EXERCISE PROMPT:
Leave out the pictures and transcribe the rest of the records exactly.

>> begin DATASET RECORDS

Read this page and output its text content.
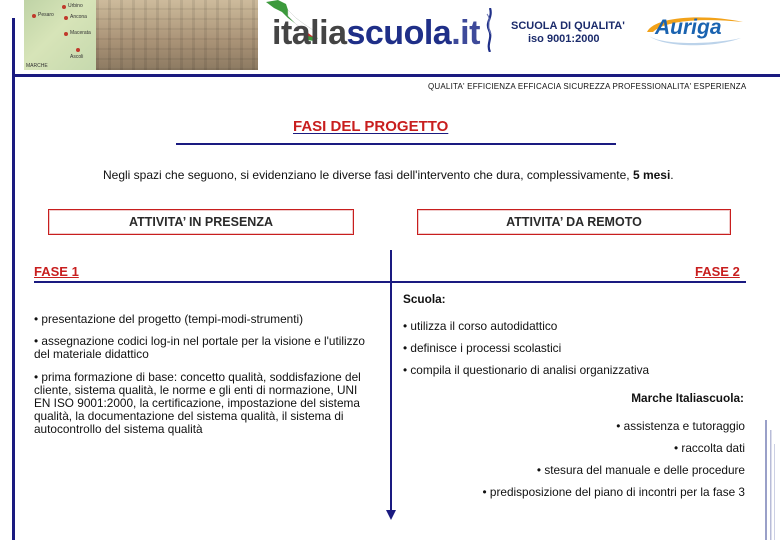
Urbino
Pesaro	Ancona
Macerata
Ascoli
MARCHE
italiascuola.it	SCUOLA DI QUALITA'
iso 9001:2000	Auriga
QUALITA' EFFICIENZA EFFICACIA SICUREZZA PROFESSIONALITA' ESPERIENZA
FASI DEL PROGETTO
Negli spazi che seguono, si evidenziano le diverse fasi dell'intervento che dura, complessivamente, 5 mesi.
ATTIVITA’ IN PRESENZA	ATTIVITA’ DA REMOTO
FASE 1	FASE 2
• presentazione del progetto (tempi-modi-strumenti)
• assegnazione codici log-in nel portale per la visione e l'utilizzo del materiale didattico
• prima formazione di base: concetto qualità, soddisfazione del cliente, sistema qualità, le norme e gli enti di normazione, UNI EN ISO 9001:2000, la certificazione, impostazione del sistema qualità, la documentazione del sistema qualità, il sistema di autocontrollo del sistema qualità
Scuola:
• utilizza il corso autodidattico
• definisce i processi scolastici
• compila il questionario di analisi organizzativa
Marche Italiascuola:
• assistenza e tutoraggio
• raccolta dati
• stesura del manuale e delle procedure
• predisposizione del piano di incontri per la fase 3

>> end DATASET RECORDS

WRITTEN SOLUTION:
Read this page and output its text content.
Urbino
Pesaro	Ancona
Macerata
Ascoli
MARCHE
italiascuola.it	SCUOLA DI QUALITA'
iso 9001:2000	Auriga
QUALITA' EFFICIENZA EFFICACIA SICUREZZA PROFESSIONALITA' ESPERIENZA
FASI DEL PROGETTO
Negli spazi che seguono, si evidenziano le diverse fasi dell'intervento che dura, complessivamente, 5 mesi.
ATTIVITA’ IN PRESENZA	ATTIVITA’ DA REMOTO
FASE 1	FASE 2
• presentazione del progetto (tempi-modi-strumenti)
• assegnazione codici log-in nel portale per la visione e l'utilizzo del materiale didattico
• prima formazione di base: concetto qualità, soddisfazione del cliente, sistema qualità, le norme e gli enti di normazione, UNI EN ISO 9001:2000, la certificazione, impostazione del sistema qualità, la documentazione del sistema qualità, il sistema di autocontrollo del sistema qualità
Scuola:
• utilizza il corso autodidattico
• definisce i processi scolastici
• compila il questionario di analisi organizzativa
Marche Italiascuola:
• assistenza e tutoraggio
• raccolta dati
• stesura del manuale e delle procedure
• predisposizione del piano di incontri per la fase 3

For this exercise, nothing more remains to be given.